- **Given data**:
★ ★ ★
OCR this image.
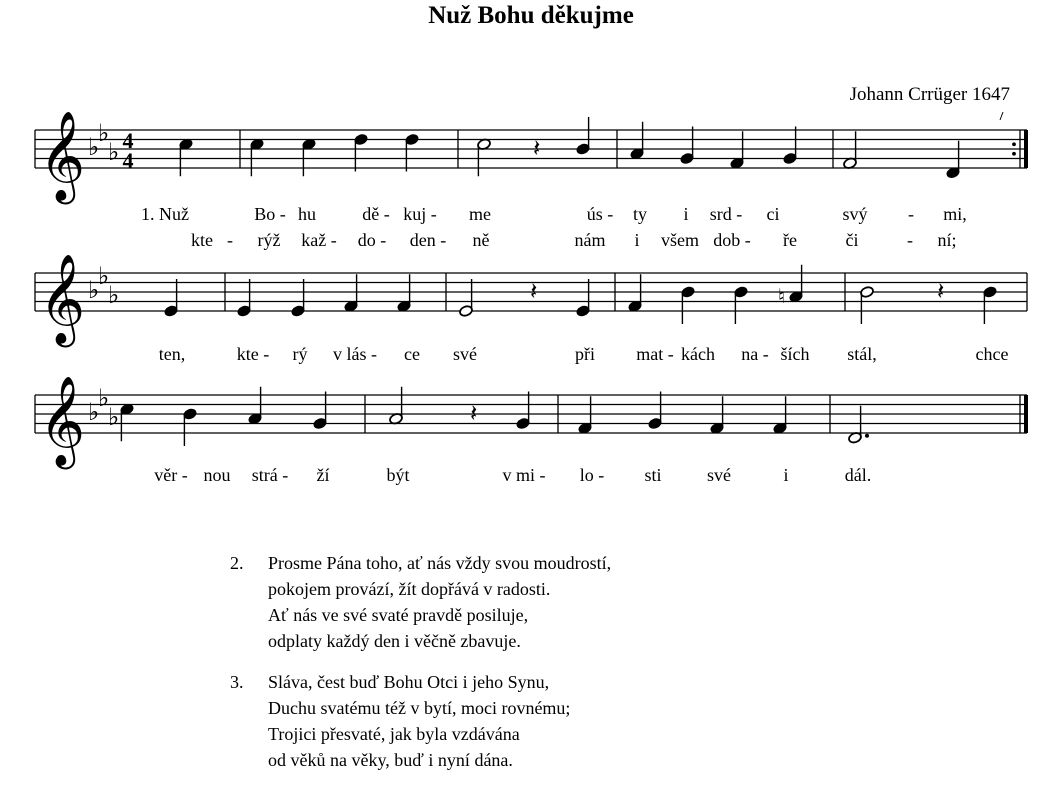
Nuž Bohu děkujme
Johann Crrüger 1647
𝄞 ♭
♭
♭ 4
4	𝄽
1. Nuž	Bo - hu	dě - kuj - me	ús - ty i srd - ci	svý - mi,
kte - rýž kaž - do - den - ně	nám i všem dob - ře	či	- ní;
𝄞 ♭
♭
♭	𝄽	♮	𝄽
ten,	kte - rý v lás - ce své	při mat - kách na - ších stál,	chce
𝄞 ♭
♭
♭	𝄽
věr - nou strá - ží	být	v mi - lo - sti	své	i	dál.
2.	Prosme Pána toho, ať nás vždy svou moudrostí,
pokojem provází, žít dopřává v radosti.
Ať nás ve své svaté pravdě posiluje,
odplaty každý den i věčně zbavuje.
3.	Sláva, čest buď Bohu Otci i jeho Synu,
Duchu svatému též v bytí, moci rovnému;
Trojici přesvaté, jak byla vzdávána
od věků na věky, buď i nyní dána.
★ ★ ★
- **Exercise task**:
Reproduce each record from above exactly; pictures do not belong in the copy.

- **Result of the task**:
OCR this image.
Nuž Bohu děkujme
Johann Crrüger 1647
𝄞 ♭
♭
♭ 4
4	𝄽
1. Nuž	Bo - hu	dě - kuj - me	ús - ty i srd - ci	svý - mi,
kte - rýž kaž - do - den - ně	nám i všem dob - ře	či	- ní;
𝄞 ♭
♭
♭	𝄽	♮	𝄽
ten,	kte - rý v lás - ce své	při mat - kách na - ších stál,	chce
𝄞 ♭
♭
♭	𝄽
věr - nou strá - ží	být	v mi - lo - sti	své	i	dál.
2.	Prosme Pána toho, ať nás vždy svou moudrostí,
pokojem provází, žít dopřává v radosti.
Ať nás ve své svaté pravdě posiluje,
odplaty každý den i věčně zbavuje.
3.	Sláva, čest buď Bohu Otci i jeho Synu,
Duchu svatému též v bytí, moci rovnému;
Trojici přesvaté, jak byla vzdávána
od věků na věky, buď i nyní dána.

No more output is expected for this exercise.